**Goal of the exercise**
Output every line of the material exactly, omitting images.

**Record list**
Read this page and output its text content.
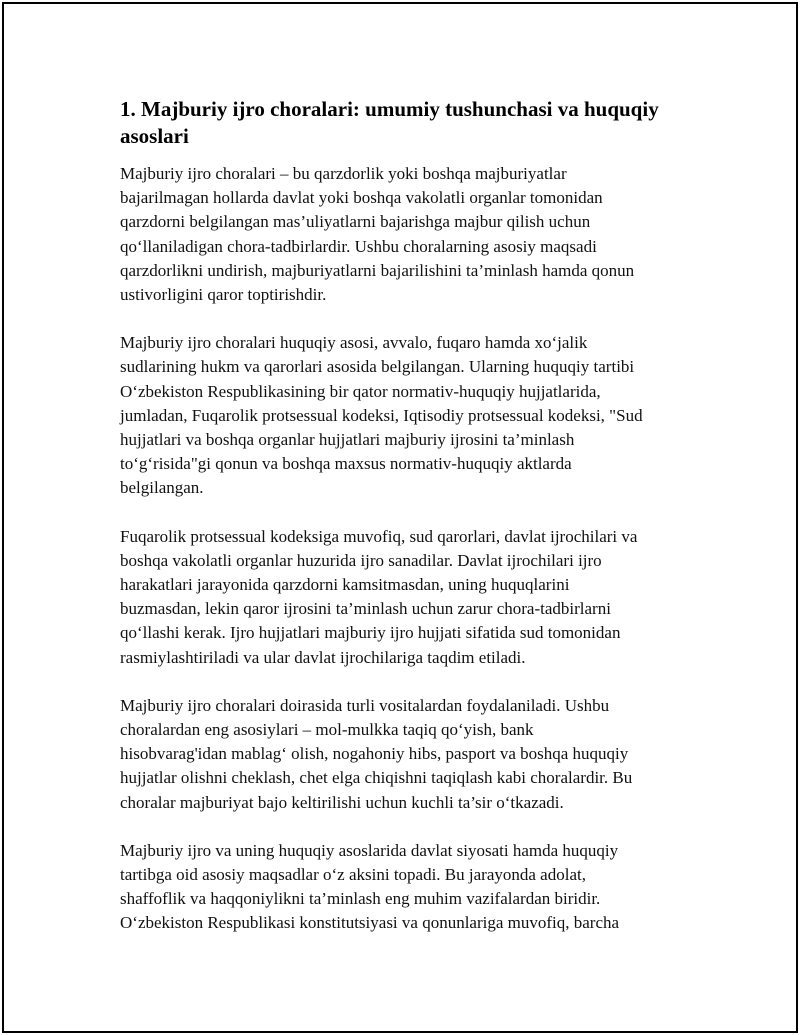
1. Majburiy ijro choralari: umumiy tushunchasi va huquqiy
asoslari

Majburiy ijro choralari – bu qarzdorlik yoki boshqa majburiyatlar
bajarilmagan hollarda davlat yoki boshqa vakolatli organlar tomonidan
qarzdorni belgilangan mas’uliyatlarni bajarishga majbur qilish uchun
qo‘llaniladigan chora-tadbirlardir. Ushbu choralarning asosiy maqsadi
qarzdorlikni undirish, majburiyatlarni bajarilishini ta’minlash hamda qonun
ustivorligini qaror toptirishdir.

Majburiy ijro choralari huquqiy asosi, avvalo, fuqaro hamda xo‘jalik
sudlarining hukm va qarorlari asosida belgilangan. Ularning huquqiy tartibi
O‘zbekiston Respublikasining bir qator normativ-huquqiy hujjatlarida,
jumladan, Fuqarolik protsessual kodeksi, Iqtisodiy protsessual kodeksi, "Sud
hujjatlari va boshqa organlar hujjatlari majburiy ijrosini ta’minlash
to‘g‘risida"gi qonun va boshqa maxsus normativ-huquqiy aktlarda
belgilangan.

Fuqarolik protsessual kodeksiga muvofiq, sud qarorlari, davlat ijrochilari va
boshqa vakolatli organlar huzurida ijro sanadilar. Davlat ijrochilari ijro
harakatlari jarayonida qarzdorni kamsitmasdan, uning huquqlarini
buzmasdan, lekin qaror ijrosini ta’minlash uchun zarur chora-tadbirlarni
qo‘llashi kerak. Ijro hujjatlari majburiy ijro hujjati sifatida sud tomonidan
rasmiylashtiriladi va ular davlat ijrochilariga taqdim etiladi.

Majburiy ijro choralari doirasida turli vositalardan foydalaniladi. Ushbu
choralardan eng asosiylari – mol-mulkka taqiq qo‘yish, bank
hisobvarag'idan mablag‘ olish, nogahoniy hibs, pasport va boshqa huquqiy
hujjatlar olishni cheklash, chet elga chiqishni taqiqlash kabi choralardir. Bu
choralar majburiyat bajo keltirilishi uchun kuchli ta’sir o‘tkazadi.

Majburiy ijro va uning huquqiy asoslarida davlat siyosati hamda huquqiy
tartibga oid asosiy maqsadlar o‘z aksini topadi. Bu jarayonda adolat,
shaffoflik va haqqoniylikni ta’minlash eng muhim vazifalardan biridir.
O‘zbekiston Respublikasi konstitutsiyasi va qonunlariga muvofiq, barcha
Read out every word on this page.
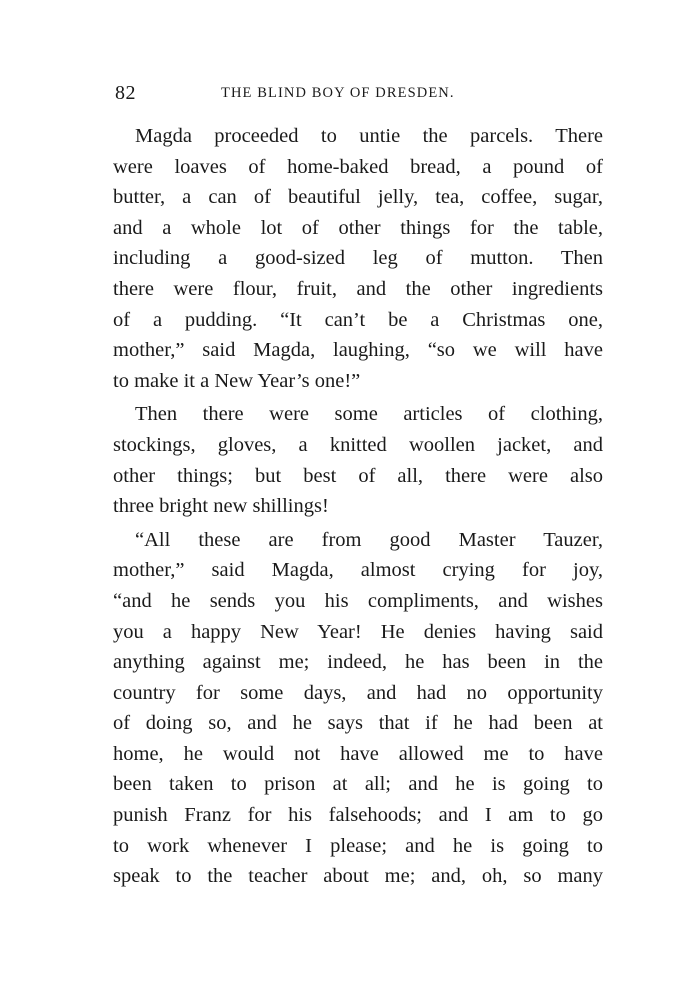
82	THE BLIND BOY OF DRESDEN.
Magda proceeded to untie the parcels. There
were loaves of home-baked bread, a pound of
butter, a can of beautiful jelly, tea, coffee, sugar,
and a whole lot of other things for the table,
including a good-sized leg of mutton. Then
there were flour, fruit, and the other ingredients
of a pudding. “It can’t be a Christmas one,
mother,” said Magda, laughing, “so we will have
to make it a New Year’s one!”
Then there were some articles of clothing,
stockings, gloves, a knitted woollen jacket, and
other things; but best of all, there were also
three bright new shillings!
“All these are from good Master Tauzer,
mother,” said Magda, almost crying for joy,
“and he sends you his compliments, and wishes
you a happy New Year! He denies having said
anything against me; indeed, he has been in the
country for some days, and had no opportunity
of doing so, and he says that if he had been at
home, he would not have allowed me to have
been taken to prison at all; and he is going to
punish Franz for his falsehoods; and I am to go
to work whenever I please; and he is going to
speak to the teacher about me; and, oh, so many
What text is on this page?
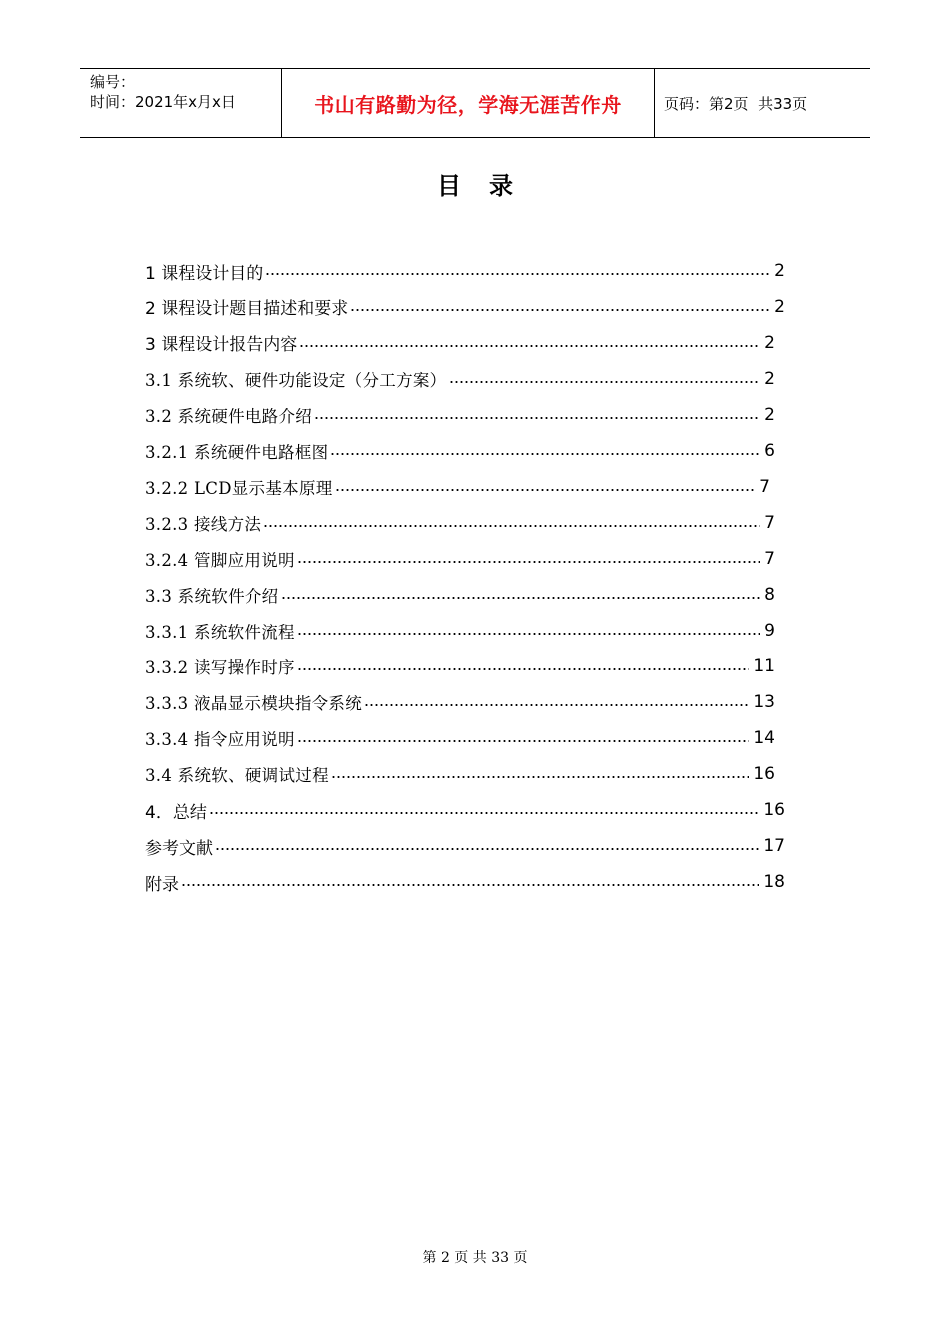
编号：
时间：2021年x月x日	书山有路勤为径，学海无涯苦作舟	页码：第2页  共33页
目录
1 课程设计目的	2
2 课程设计题目描述和要求	2
3 课程设计报告内容	2
3.1 系统软、硬件功能设定（分工方案）	2
3.2 系统硬件电路介绍	2
3.2.1 系统硬件电路框图	6
3.2.2 LCD显示基本原理	7
3.2.3 接线方法	7
3.2.4 管脚应用说明	7
3.3 系统软件介绍	8
3.3.1 系统软件流程	9
3.3.2 读写操作时序	11
3.3.3 液晶显示模块指令系统	13
3.3.4 指令应用说明	14
3.4 系统软、硬调试过程	16
4．总结	16
参考文献	17
附录	18
第 2 页 共 33 页
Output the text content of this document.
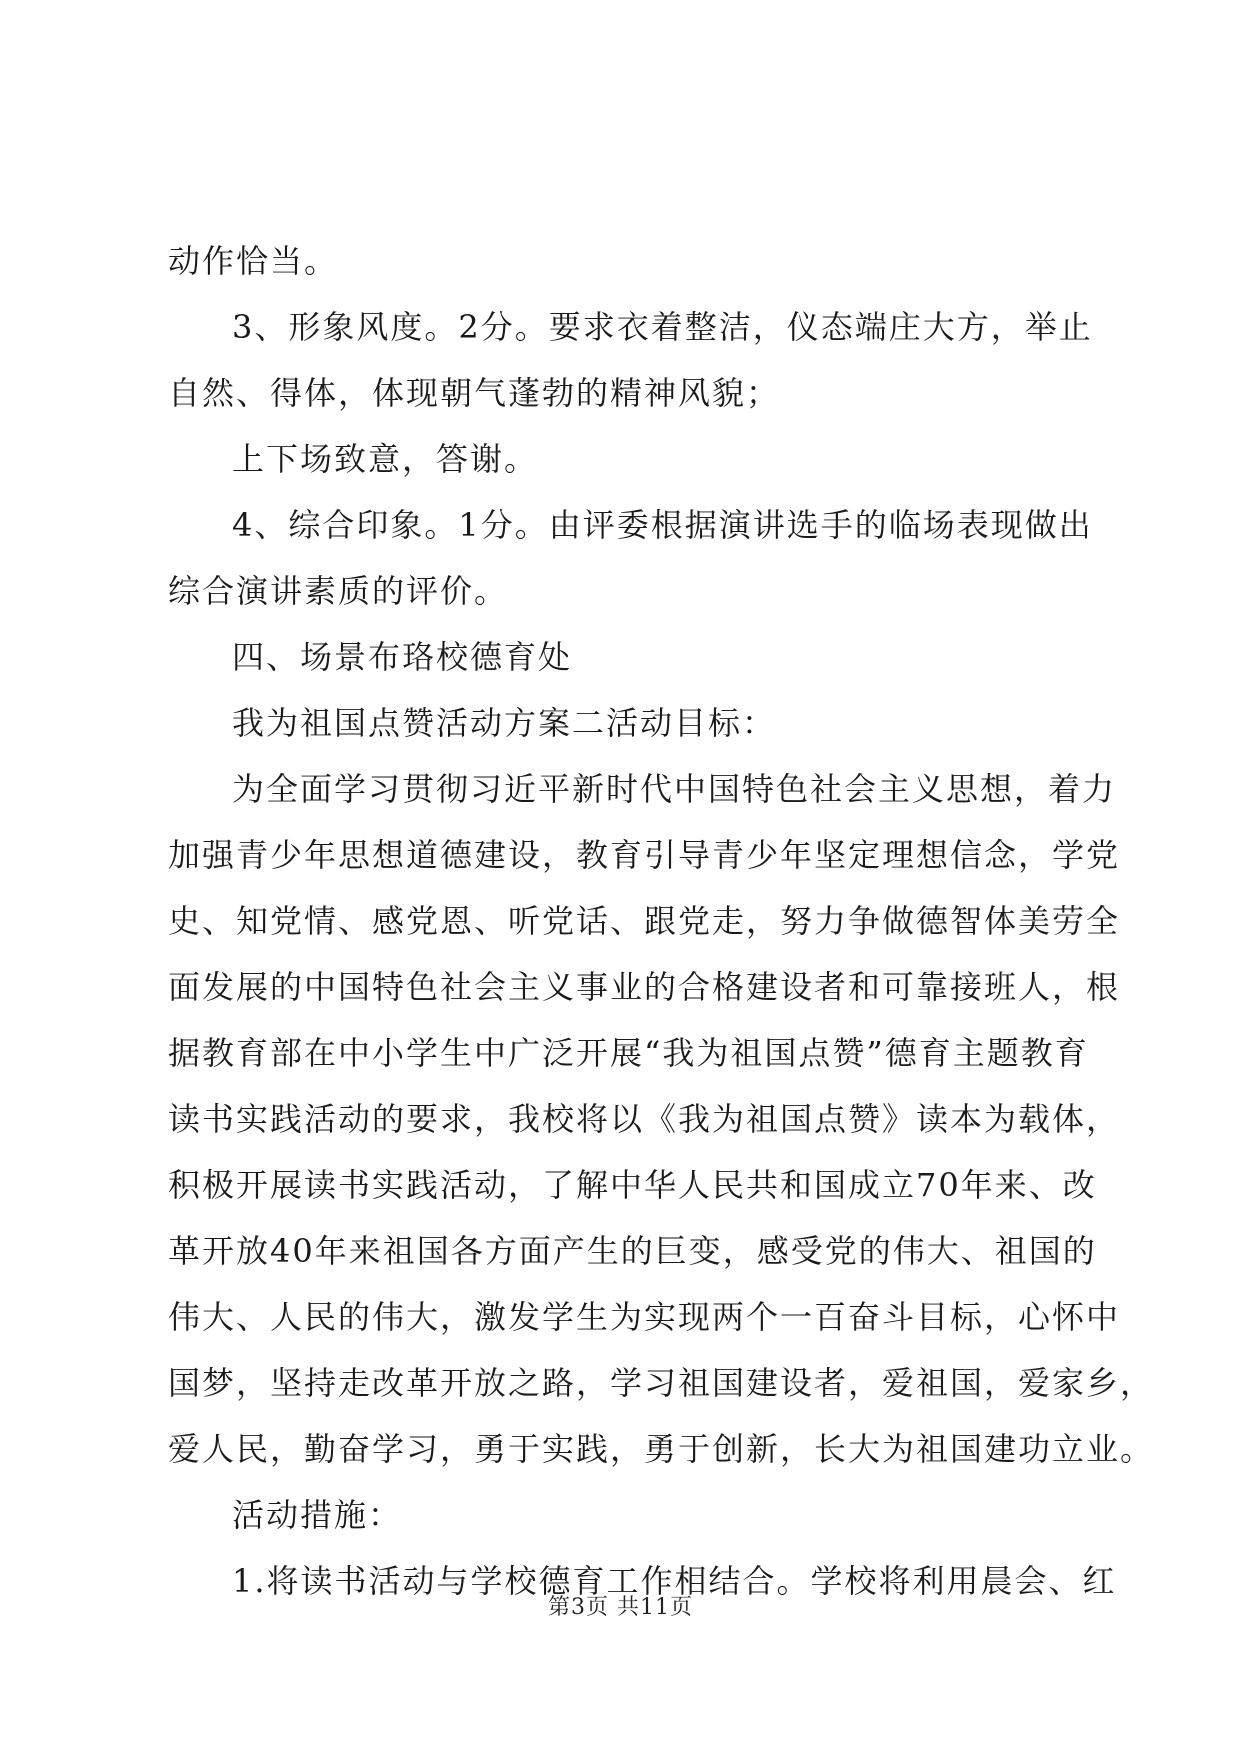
动作恰当。
3、形象风度。2分。要求衣着整洁，仪态端庄大方，举止
自然、得体，体现朝气蓬勃的精神风貌；
上下场致意，答谢。
4、综合印象。1分。由评委根据演讲选手的临场表现做出
综合演讲素质的评价。
四、场景布珞校德育处
我为祖国点赞活动方案二活动目标：
为全面学习贯彻习近平新时代中国特色社会主义思想，着力
加强青少年思想道德建设，教育引导青少年坚定理想信念，学党
史、知党情、感党恩、听党话、跟党走，努力争做德智体美劳全
面发展的中国特色社会主义事业的合格建设者和可靠接班人，根
据教育部在中小学生中广泛开展“我为祖国点赞”德育主题教育
读书实践活动的要求，我校将以《我为祖国点赞》读本为载体，
积极开展读书实践活动，了解中华人民共和国成立70年来、改
革开放40年来祖国各方面产生的巨变，感受党的伟大、祖国的
伟大、人民的伟大，激发学生为实现两个一百奋斗目标，心怀中
国梦，坚持走改革开放之路，学习祖国建设者，爱祖国，爱家乡，
爱人民，勤奋学习，勇于实践，勇于创新，长大为祖国建功立业。
活动措施：
1.将读书活动与学校德育工作相结合。学校将利用晨会、红
第3页 共11页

**Output for this task**
Read this page and output its text content.
1. Majburiy ijro choralari: umumiy tushunchasi va huquqiy
asoslari

Majburiy ijro choralari – bu qarzdorlik yoki boshqa majburiyatlar
bajarilmagan hollarda davlat yoki boshqa vakolatli organlar tomonidan
qarzdorni belgilangan mas’uliyatlarni bajarishga majbur qilish uchun
qo‘llaniladigan chora-tadbirlardir. Ushbu choralarning asosiy maqsadi
qarzdorlikni undirish, majburiyatlarni bajarilishini ta’minlash hamda qonun
ustivorligini qaror toptirishdir.

Majburiy ijro choralari huquqiy asosi, avvalo, fuqaro hamda xo‘jalik
sudlarining hukm va qarorlari asosida belgilangan. Ularning huquqiy tartibi
O‘zbekiston Respublikasining bir qator normativ-huquqiy hujjatlarida,
jumladan, Fuqarolik protsessual kodeksi, Iqtisodiy protsessual kodeksi, "Sud
hujjatlari va boshqa organlar hujjatlari majburiy ijrosini ta’minlash
to‘g‘risida"gi qonun va boshqa maxsus normativ-huquqiy aktlarda
belgilangan.

Fuqarolik protsessual kodeksiga muvofiq, sud qarorlari, davlat ijrochilari va
boshqa vakolatli organlar huzurida ijro sanadilar. Davlat ijrochilari ijro
harakatlari jarayonida qarzdorni kamsitmasdan, uning huquqlarini
buzmasdan, lekin qaror ijrosini ta’minlash uchun zarur chora-tadbirlarni
qo‘llashi kerak. Ijro hujjatlari majburiy ijro hujjati sifatida sud tomonidan
rasmiylashtiriladi va ular davlat ijrochilariga taqdim etiladi.

Majburiy ijro choralari doirasida turli vositalardan foydalaniladi. Ushbu
choralardan eng asosiylari – mol-mulkka taqiq qo‘yish, bank
hisobvarag'idan mablag‘ olish, nogahoniy hibs, pasport va boshqa huquqiy
hujjatlar olishni cheklash, chet elga chiqishni taqiqlash kabi choralardir. Bu
choralar majburiyat bajo keltirilishi uchun kuchli ta’sir o‘tkazadi.

Majburiy ijro va uning huquqiy asoslarida davlat siyosati hamda huquqiy
tartibga oid asosiy maqsadlar o‘z aksini topadi. Bu jarayonda adolat,
shaffoflik va haqqoniylikni ta’minlash eng muhim vazifalardan biridir.
O‘zbekiston Respublikasi konstitutsiyasi va qonunlariga muvofiq, barcha
Read out every word on this page.
82	THE BLIND BOY OF DRESDEN.
Magda proceeded to untie the parcels. There
were loaves of home-baked bread, a pound of
butter, a can of beautiful jelly, tea, coffee, sugar,
and a whole lot of other things for the table,
including a good-sized leg of mutton. Then
there were flour, fruit, and the other ingredients
of a pudding. “It can’t be a Christmas one,
mother,” said Magda, laughing, “so we will have
to make it a New Year’s one!”
Then there were some articles of clothing,
stockings, gloves, a knitted woollen jacket, and
other things; but best of all, there were also
three bright new shillings!
“All these are from good Master Tauzer,
mother,” said Magda, almost crying for joy,
“and he sends you his compliments, and wishes
you a happy New Year! He denies having said
anything against me; indeed, he has been in the
country for some days, and had no opportunity
of doing so, and he says that if he had been at
home, he would not have allowed me to have
been taken to prison at all; and he is going to
punish Franz for his falsehoods; and I am to go
to work whenever I please; and he is going to
speak to the teacher about me; and, oh, so many
What text is on this page?
编号：
时间：2021年x月x日	书山有路勤为径，学海无涯苦作舟	页码：第2页  共33页
目录
1 课程设计目的	2
2 课程设计题目描述和要求	2
3 课程设计报告内容	2
3.1 系统软、硬件功能设定（分工方案）	2
3.2 系统硬件电路介绍	2
3.2.1 系统硬件电路框图	6
3.2.2 LCD显示基本原理	7
3.2.3 接线方法	7
3.2.4 管脚应用说明	7
3.3 系统软件介绍	8
3.3.1 系统软件流程	9
3.3.2 读写操作时序	11
3.3.3 液晶显示模块指令系统	13
3.3.4 指令应用说明	14
3.4 系统软、硬调试过程	16
4．总结	16
参考文献	17
附录	18
第 2 页 共 33 页
Output the text content of this document.
动作恰当。
3、形象风度。2分。要求衣着整洁，仪态端庄大方，举止
自然、得体，体现朝气蓬勃的精神风貌；
上下场致意，答谢。
4、综合印象。1分。由评委根据演讲选手的临场表现做出
综合演讲素质的评价。
四、场景布珞校德育处
我为祖国点赞活动方案二活动目标：
为全面学习贯彻习近平新时代中国特色社会主义思想，着力
加强青少年思想道德建设，教育引导青少年坚定理想信念，学党
史、知党情、感党恩、听党话、跟党走，努力争做德智体美劳全
面发展的中国特色社会主义事业的合格建设者和可靠接班人，根
据教育部在中小学生中广泛开展“我为祖国点赞”德育主题教育
读书实践活动的要求，我校将以《我为祖国点赞》读本为载体，
积极开展读书实践活动，了解中华人民共和国成立70年来、改
革开放40年来祖国各方面产生的巨变，感受党的伟大、祖国的
伟大、人民的伟大，激发学生为实现两个一百奋斗目标，心怀中
国梦，坚持走改革开放之路，学习祖国建设者，爱祖国，爱家乡，
爱人民，勤奋学习，勇于实践，勇于创新，长大为祖国建功立业。
活动措施：
1.将读书活动与学校德育工作相结合。学校将利用晨会、红
第3页 共11页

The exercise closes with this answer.